• **EXERCISE DESCRIPTION**:
Scan the lines below for the word "rest". Copy each line you find it in.

-- start of INPUT RECORDS --

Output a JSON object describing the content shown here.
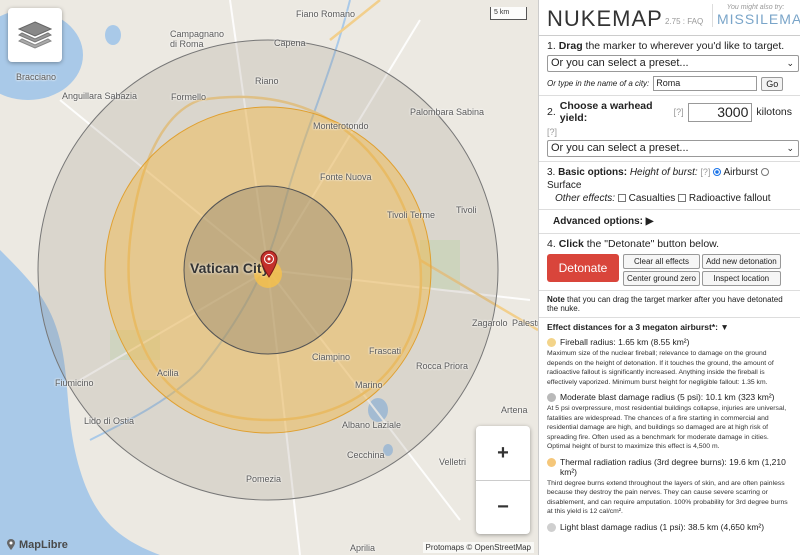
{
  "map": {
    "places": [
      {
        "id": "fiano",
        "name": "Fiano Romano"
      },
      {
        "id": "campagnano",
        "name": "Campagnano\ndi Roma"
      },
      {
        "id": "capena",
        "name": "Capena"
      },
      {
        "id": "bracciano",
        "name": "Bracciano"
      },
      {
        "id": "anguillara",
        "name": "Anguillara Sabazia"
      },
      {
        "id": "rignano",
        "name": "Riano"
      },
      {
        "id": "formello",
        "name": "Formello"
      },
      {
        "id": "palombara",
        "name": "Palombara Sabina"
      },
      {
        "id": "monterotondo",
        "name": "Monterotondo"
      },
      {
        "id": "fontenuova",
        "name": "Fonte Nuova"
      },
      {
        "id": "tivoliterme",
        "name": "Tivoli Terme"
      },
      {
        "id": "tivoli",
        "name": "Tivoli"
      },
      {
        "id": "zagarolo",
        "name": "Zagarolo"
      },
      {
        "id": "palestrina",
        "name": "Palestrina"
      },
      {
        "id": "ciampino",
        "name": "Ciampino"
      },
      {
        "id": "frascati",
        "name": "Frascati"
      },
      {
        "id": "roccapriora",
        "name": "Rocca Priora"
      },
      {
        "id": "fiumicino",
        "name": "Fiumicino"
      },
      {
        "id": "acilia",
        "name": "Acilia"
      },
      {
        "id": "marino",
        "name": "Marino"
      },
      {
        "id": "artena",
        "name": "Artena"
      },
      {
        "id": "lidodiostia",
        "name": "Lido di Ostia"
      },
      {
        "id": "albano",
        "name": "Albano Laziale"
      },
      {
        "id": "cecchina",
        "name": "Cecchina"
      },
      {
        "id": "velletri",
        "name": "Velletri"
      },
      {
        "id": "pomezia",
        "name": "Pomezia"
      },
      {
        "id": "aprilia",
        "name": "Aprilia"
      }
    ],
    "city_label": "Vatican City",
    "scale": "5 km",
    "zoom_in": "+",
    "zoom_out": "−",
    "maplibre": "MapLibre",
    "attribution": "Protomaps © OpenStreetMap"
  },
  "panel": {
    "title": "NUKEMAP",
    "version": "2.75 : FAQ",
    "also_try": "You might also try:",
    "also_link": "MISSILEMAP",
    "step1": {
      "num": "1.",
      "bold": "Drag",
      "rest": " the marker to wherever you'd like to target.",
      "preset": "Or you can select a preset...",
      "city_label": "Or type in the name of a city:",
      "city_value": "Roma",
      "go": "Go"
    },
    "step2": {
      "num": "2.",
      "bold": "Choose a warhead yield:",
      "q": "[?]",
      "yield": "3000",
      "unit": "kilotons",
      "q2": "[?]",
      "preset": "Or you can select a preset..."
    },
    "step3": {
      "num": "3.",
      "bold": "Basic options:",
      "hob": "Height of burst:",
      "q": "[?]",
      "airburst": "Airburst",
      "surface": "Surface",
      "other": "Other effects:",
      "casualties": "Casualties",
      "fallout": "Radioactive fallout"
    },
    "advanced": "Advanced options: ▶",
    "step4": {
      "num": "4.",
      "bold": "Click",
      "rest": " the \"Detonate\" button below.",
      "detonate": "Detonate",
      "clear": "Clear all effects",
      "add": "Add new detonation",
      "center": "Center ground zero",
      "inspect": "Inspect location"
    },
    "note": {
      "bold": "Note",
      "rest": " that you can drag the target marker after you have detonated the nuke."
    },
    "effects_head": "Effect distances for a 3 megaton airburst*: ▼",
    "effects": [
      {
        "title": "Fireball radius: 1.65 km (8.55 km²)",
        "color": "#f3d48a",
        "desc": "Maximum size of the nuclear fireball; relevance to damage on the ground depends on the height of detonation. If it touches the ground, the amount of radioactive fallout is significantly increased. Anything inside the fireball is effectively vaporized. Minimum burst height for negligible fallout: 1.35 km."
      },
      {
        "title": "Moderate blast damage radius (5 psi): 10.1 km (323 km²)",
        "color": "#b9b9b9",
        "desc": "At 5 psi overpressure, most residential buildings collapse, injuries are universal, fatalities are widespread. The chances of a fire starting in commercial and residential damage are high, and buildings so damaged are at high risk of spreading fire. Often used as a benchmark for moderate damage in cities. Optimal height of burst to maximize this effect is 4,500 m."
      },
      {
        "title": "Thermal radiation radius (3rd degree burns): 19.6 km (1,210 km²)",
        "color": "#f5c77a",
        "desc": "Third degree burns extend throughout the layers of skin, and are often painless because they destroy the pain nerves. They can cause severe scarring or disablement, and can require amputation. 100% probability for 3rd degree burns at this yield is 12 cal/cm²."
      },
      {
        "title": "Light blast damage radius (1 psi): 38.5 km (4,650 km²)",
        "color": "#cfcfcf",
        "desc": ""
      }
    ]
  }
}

-- end of INPUT RECORDS --
-- start of INPUT RECORDS --

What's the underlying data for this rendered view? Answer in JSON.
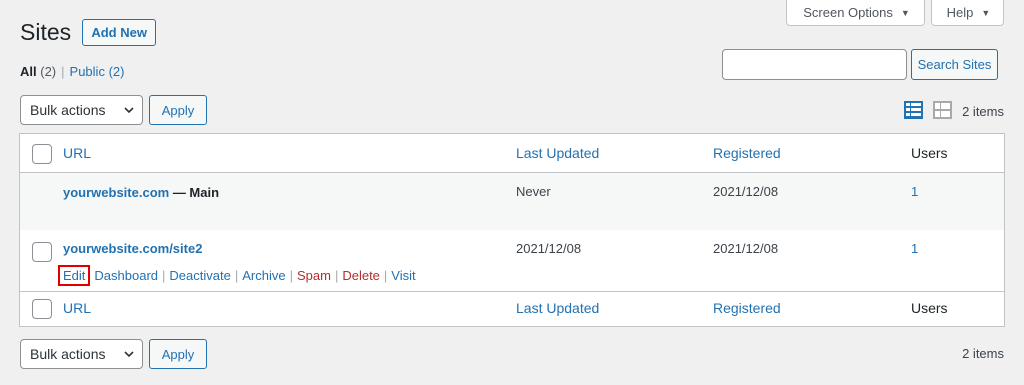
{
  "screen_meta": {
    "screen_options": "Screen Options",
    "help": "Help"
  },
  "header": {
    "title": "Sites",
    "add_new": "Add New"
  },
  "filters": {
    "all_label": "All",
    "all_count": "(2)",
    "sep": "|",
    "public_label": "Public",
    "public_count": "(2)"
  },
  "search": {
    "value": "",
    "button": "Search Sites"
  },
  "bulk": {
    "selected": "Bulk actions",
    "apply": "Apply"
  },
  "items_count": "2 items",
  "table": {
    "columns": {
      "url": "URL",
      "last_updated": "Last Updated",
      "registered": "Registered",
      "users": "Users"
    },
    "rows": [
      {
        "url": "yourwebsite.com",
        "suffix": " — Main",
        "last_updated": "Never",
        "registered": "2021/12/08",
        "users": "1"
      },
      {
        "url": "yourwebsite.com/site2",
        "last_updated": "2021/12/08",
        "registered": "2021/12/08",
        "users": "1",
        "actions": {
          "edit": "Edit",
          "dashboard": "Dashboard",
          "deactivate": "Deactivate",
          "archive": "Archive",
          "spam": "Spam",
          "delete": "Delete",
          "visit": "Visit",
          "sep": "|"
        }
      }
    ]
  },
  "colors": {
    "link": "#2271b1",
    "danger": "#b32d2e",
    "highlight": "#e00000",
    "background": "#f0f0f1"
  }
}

-- end of INPUT RECORDS --

• **RESULT OF THIS TASK**:
      "rest": " the marker to wherever you'd like to target.",
      "rest": " the \"Detonate\" button below.",
      "rest": " that you can drag the target marker after you have detonated the nuke."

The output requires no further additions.